(Dataset records)
______
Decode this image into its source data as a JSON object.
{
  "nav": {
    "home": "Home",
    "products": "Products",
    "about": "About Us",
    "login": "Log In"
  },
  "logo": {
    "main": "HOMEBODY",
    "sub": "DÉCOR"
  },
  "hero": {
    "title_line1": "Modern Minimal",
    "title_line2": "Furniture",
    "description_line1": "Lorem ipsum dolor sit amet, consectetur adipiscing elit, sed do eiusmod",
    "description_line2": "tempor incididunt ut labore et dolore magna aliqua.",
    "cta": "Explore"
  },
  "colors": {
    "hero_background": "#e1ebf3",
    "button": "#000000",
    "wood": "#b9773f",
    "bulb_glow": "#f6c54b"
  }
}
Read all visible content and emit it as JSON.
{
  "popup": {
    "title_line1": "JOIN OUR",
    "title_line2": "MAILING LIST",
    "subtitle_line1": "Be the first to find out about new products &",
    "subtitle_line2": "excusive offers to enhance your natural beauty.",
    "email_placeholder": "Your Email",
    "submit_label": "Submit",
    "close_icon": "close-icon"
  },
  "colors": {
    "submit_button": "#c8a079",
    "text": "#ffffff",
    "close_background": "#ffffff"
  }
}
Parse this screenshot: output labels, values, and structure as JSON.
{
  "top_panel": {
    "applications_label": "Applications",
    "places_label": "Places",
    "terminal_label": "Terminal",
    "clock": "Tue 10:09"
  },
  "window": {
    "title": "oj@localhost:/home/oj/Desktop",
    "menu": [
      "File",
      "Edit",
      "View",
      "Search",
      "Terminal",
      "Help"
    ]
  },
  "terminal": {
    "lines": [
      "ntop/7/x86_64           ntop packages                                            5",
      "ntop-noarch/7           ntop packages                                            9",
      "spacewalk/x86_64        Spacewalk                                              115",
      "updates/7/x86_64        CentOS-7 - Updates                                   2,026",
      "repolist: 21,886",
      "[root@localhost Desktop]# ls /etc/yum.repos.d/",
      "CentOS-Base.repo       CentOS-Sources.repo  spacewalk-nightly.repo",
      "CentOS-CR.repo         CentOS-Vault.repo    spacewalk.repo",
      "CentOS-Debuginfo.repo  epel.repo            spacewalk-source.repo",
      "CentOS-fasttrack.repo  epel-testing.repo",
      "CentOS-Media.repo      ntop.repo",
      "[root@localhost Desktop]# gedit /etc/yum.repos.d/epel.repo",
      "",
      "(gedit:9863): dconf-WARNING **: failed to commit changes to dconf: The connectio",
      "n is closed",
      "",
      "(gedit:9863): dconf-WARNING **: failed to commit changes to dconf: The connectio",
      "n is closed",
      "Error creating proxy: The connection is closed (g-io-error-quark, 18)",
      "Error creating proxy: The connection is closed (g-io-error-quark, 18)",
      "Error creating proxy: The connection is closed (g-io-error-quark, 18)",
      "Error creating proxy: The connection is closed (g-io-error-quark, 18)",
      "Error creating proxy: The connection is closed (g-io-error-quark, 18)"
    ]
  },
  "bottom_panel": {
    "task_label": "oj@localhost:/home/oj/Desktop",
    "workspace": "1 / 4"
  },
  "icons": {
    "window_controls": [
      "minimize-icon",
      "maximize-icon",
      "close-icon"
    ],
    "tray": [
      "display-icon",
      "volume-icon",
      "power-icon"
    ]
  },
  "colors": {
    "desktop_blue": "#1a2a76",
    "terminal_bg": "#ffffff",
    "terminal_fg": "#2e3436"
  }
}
______
- THE TASK -
Collect each line containing the string "epel".

- FULL RESPONSE -
      "CentOS-Debuginfo.repo  epel.repo            spacewalk-source.repo",
      "CentOS-fasttrack.repo  epel-testing.repo",
      "[root@localhost Desktop]# gedit /etc/yum.repos.d/epel.repo",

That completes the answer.